Job – Return every entry exactly.

══════════════════════════════

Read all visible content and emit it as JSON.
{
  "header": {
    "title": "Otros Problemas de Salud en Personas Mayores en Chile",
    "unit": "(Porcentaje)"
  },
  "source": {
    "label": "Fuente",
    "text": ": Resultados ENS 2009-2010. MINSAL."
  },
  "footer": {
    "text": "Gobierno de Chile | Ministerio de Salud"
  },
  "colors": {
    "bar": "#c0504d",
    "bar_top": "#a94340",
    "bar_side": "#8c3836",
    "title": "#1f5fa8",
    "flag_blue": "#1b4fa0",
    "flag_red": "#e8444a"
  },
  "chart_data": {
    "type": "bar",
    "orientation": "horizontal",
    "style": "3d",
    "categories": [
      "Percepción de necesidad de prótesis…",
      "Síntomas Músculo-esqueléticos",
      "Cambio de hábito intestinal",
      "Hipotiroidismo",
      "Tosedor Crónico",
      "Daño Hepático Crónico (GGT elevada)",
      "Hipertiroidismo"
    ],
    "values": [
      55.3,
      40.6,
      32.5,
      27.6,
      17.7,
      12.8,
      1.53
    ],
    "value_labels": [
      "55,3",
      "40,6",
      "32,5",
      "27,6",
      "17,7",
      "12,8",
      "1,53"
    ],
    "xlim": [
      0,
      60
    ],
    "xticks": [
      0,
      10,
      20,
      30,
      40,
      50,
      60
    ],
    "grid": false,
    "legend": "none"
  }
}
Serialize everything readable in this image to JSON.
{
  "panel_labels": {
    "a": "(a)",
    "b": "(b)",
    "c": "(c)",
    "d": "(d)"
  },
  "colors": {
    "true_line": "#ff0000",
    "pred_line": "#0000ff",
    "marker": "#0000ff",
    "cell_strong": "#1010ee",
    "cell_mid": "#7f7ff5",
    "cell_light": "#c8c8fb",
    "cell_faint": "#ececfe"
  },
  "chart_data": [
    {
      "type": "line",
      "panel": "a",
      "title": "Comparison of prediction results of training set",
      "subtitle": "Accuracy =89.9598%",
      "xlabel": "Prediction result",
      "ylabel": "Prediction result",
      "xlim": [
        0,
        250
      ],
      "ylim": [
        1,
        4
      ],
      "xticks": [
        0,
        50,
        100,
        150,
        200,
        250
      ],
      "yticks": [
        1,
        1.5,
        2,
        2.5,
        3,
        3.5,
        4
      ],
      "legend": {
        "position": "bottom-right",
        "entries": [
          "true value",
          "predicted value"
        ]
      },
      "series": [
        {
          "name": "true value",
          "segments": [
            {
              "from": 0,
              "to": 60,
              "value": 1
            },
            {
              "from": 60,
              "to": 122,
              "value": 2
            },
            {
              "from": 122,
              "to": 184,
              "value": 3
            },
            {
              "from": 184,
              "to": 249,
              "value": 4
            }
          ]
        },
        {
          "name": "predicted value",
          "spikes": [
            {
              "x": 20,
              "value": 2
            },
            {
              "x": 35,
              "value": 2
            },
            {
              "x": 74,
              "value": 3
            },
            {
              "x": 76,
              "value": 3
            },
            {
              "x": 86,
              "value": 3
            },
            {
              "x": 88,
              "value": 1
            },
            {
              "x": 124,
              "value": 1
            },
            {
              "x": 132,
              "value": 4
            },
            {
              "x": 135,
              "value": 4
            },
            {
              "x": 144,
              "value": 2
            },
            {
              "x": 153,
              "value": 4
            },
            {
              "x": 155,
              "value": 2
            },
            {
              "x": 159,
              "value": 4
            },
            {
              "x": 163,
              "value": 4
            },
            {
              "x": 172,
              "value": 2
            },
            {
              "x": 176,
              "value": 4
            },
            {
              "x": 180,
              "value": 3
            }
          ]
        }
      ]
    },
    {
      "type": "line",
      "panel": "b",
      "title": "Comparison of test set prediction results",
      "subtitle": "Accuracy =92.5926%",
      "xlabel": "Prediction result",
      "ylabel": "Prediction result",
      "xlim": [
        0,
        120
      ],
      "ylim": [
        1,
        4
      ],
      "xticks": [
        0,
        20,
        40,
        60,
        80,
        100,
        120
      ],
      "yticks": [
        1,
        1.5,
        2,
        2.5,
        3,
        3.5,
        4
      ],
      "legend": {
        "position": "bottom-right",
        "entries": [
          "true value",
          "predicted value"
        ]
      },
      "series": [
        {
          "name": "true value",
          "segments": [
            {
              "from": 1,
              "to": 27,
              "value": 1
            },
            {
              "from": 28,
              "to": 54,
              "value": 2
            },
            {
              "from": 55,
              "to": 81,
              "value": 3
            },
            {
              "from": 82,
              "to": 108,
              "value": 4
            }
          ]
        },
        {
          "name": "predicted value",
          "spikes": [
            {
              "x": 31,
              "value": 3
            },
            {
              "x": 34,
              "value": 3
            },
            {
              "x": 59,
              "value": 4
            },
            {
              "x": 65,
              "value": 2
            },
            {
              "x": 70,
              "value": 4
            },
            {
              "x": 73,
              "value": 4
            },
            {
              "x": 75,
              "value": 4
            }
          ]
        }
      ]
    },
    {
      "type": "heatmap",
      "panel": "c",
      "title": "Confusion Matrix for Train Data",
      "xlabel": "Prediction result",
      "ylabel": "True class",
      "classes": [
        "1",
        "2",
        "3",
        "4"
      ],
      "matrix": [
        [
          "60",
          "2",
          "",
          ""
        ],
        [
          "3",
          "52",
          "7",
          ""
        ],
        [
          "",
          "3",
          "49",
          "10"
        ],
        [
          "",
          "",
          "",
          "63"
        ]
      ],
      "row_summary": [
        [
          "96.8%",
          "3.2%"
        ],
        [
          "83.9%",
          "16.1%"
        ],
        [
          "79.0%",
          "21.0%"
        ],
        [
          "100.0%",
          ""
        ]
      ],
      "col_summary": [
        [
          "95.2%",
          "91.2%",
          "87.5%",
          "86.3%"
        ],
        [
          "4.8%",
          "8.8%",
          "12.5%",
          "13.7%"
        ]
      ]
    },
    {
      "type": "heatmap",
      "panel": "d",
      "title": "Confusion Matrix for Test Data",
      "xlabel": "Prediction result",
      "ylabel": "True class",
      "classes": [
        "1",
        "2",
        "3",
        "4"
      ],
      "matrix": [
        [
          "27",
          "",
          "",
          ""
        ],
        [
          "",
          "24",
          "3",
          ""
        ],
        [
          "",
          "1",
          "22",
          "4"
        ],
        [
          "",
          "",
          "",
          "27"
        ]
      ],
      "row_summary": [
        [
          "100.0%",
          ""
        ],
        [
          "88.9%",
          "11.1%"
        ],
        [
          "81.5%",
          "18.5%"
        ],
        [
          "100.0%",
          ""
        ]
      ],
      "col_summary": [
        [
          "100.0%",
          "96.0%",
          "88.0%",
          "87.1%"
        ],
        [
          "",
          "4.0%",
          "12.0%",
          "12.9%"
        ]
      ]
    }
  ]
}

══════════════════════════════

Solution to this problem –
Read all visible content and emit it as JSON.
{
  "header": {
    "title": "Otros Problemas de Salud en Personas Mayores en Chile",
    "unit": "(Porcentaje)"
  },
  "source": {
    "label": "Fuente",
    "text": ": Resultados ENS 2009-2010. MINSAL."
  },
  "footer": {
    "text": "Gobierno de Chile | Ministerio de Salud"
  },
  "colors": {
    "bar": "#c0504d",
    "bar_top": "#a94340",
    "bar_side": "#8c3836",
    "title": "#1f5fa8",
    "flag_blue": "#1b4fa0",
    "flag_red": "#e8444a"
  },
  "chart_data": {
    "type": "bar",
    "orientation": "horizontal",
    "style": "3d",
    "categories": [
      "Percepción de necesidad de prótesis…",
      "Síntomas Músculo-esqueléticos",
      "Cambio de hábito intestinal",
      "Hipotiroidismo",
      "Tosedor Crónico",
      "Daño Hepático Crónico (GGT elevada)",
      "Hipertiroidismo"
    ],
    "values": [
      55.3,
      40.6,
      32.5,
      27.6,
      17.7,
      12.8,
      1.53
    ],
    "value_labels": [
      "55,3",
      "40,6",
      "32,5",
      "27,6",
      "17,7",
      "12,8",
      "1,53"
    ],
    "xlim": [
      0,
      60
    ],
    "xticks": [
      0,
      10,
      20,
      30,
      40,
      50,
      60
    ],
    "grid": false,
    "legend": "none"
  }
}
Serialize everything readable in this image to JSON.
{
  "panel_labels": {
    "a": "(a)",
    "b": "(b)",
    "c": "(c)",
    "d": "(d)"
  },
  "colors": {
    "true_line": "#ff0000",
    "pred_line": "#0000ff",
    "marker": "#0000ff",
    "cell_strong": "#1010ee",
    "cell_mid": "#7f7ff5",
    "cell_light": "#c8c8fb",
    "cell_faint": "#ececfe"
  },
  "chart_data": [
    {
      "type": "line",
      "panel": "a",
      "title": "Comparison of prediction results of training set",
      "subtitle": "Accuracy =89.9598%",
      "xlabel": "Prediction result",
      "ylabel": "Prediction result",
      "xlim": [
        0,
        250
      ],
      "ylim": [
        1,
        4
      ],
      "xticks": [
        0,
        50,
        100,
        150,
        200,
        250
      ],
      "yticks": [
        1,
        1.5,
        2,
        2.5,
        3,
        3.5,
        4
      ],
      "legend": {
        "position": "bottom-right",
        "entries": [
          "true value",
          "predicted value"
        ]
      },
      "series": [
        {
          "name": "true value",
          "segments": [
            {
              "from": 0,
              "to": 60,
              "value": 1
            },
            {
              "from": 60,
              "to": 122,
              "value": 2
            },
            {
              "from": 122,
              "to": 184,
              "value": 3
            },
            {
              "from": 184,
              "to": 249,
              "value": 4
            }
          ]
        },
        {
          "name": "predicted value",
          "spikes": [
            {
              "x": 20,
              "value": 2
            },
            {
              "x": 35,
              "value": 2
            },
            {
              "x": 74,
              "value": 3
            },
            {
              "x": 76,
              "value": 3
            },
            {
              "x": 86,
              "value": 3
            },
            {
              "x": 88,
              "value": 1
            },
            {
              "x": 124,
              "value": 1
            },
            {
              "x": 132,
              "value": 4
            },
            {
              "x": 135,
              "value": 4
            },
            {
              "x": 144,
              "value": 2
            },
            {
              "x": 153,
              "value": 4
            },
            {
              "x": 155,
              "value": 2
            },
            {
              "x": 159,
              "value": 4
            },
            {
              "x": 163,
              "value": 4
            },
            {
              "x": 172,
              "value": 2
            },
            {
              "x": 176,
              "value": 4
            },
            {
              "x": 180,
              "value": 3
            }
          ]
        }
      ]
    },
    {
      "type": "line",
      "panel": "b",
      "title": "Comparison of test set prediction results",
      "subtitle": "Accuracy =92.5926%",
      "xlabel": "Prediction result",
      "ylabel": "Prediction result",
      "xlim": [
        0,
        120
      ],
      "ylim": [
        1,
        4
      ],
      "xticks": [
        0,
        20,
        40,
        60,
        80,
        100,
        120
      ],
      "yticks": [
        1,
        1.5,
        2,
        2.5,
        3,
        3.5,
        4
      ],
      "legend": {
        "position": "bottom-right",
        "entries": [
          "true value",
          "predicted value"
        ]
      },
      "series": [
        {
          "name": "true value",
          "segments": [
            {
              "from": 1,
              "to": 27,
              "value": 1
            },
            {
              "from": 28,
              "to": 54,
              "value": 2
            },
            {
              "from": 55,
              "to": 81,
              "value": 3
            },
            {
              "from": 82,
              "to": 108,
              "value": 4
            }
          ]
        },
        {
          "name": "predicted value",
          "spikes": [
            {
              "x": 31,
              "value": 3
            },
            {
              "x": 34,
              "value": 3
            },
            {
              "x": 59,
              "value": 4
            },
            {
              "x": 65,
              "value": 2
            },
            {
              "x": 70,
              "value": 4
            },
            {
              "x": 73,
              "value": 4
            },
            {
              "x": 75,
              "value": 4
            }
          ]
        }
      ]
    },
    {
      "type": "heatmap",
      "panel": "c",
      "title": "Confusion Matrix for Train Data",
      "xlabel": "Prediction result",
      "ylabel": "True class",
      "classes": [
        "1",
        "2",
        "3",
        "4"
      ],
      "matrix": [
        [
          "60",
          "2",
          "",
          ""
        ],
        [
          "3",
          "52",
          "7",
          ""
        ],
        [
          "",
          "3",
          "49",
          "10"
        ],
        [
          "",
          "",
          "",
          "63"
        ]
      ],
      "row_summary": [
        [
          "96.8%",
          "3.2%"
        ],
        [
          "83.9%",
          "16.1%"
        ],
        [
          "79.0%",
          "21.0%"
        ],
        [
          "100.0%",
          ""
        ]
      ],
      "col_summary": [
        [
          "95.2%",
          "91.2%",
          "87.5%",
          "86.3%"
        ],
        [
          "4.8%",
          "8.8%",
          "12.5%",
          "13.7%"
        ]
      ]
    },
    {
      "type": "heatmap",
      "panel": "d",
      "title": "Confusion Matrix for Test Data",
      "xlabel": "Prediction result",
      "ylabel": "True class",
      "classes": [
        "1",
        "2",
        "3",
        "4"
      ],
      "matrix": [
        [
          "27",
          "",
          "",
          ""
        ],
        [
          "",
          "24",
          "3",
          ""
        ],
        [
          "",
          "1",
          "22",
          "4"
        ],
        [
          "",
          "",
          "",
          "27"
        ]
      ],
      "row_summary": [
        [
          "100.0%",
          ""
        ],
        [
          "88.9%",
          "11.1%"
        ],
        [
          "81.5%",
          "18.5%"
        ],
        [
          "100.0%",
          ""
        ]
      ],
      "col_summary": [
        [
          "100.0%",
          "96.0%",
          "88.0%",
          "87.1%"
        ],
        [
          "",
          "4.0%",
          "12.0%",
          "12.9%"
        ]
      ]
    }
  ]
}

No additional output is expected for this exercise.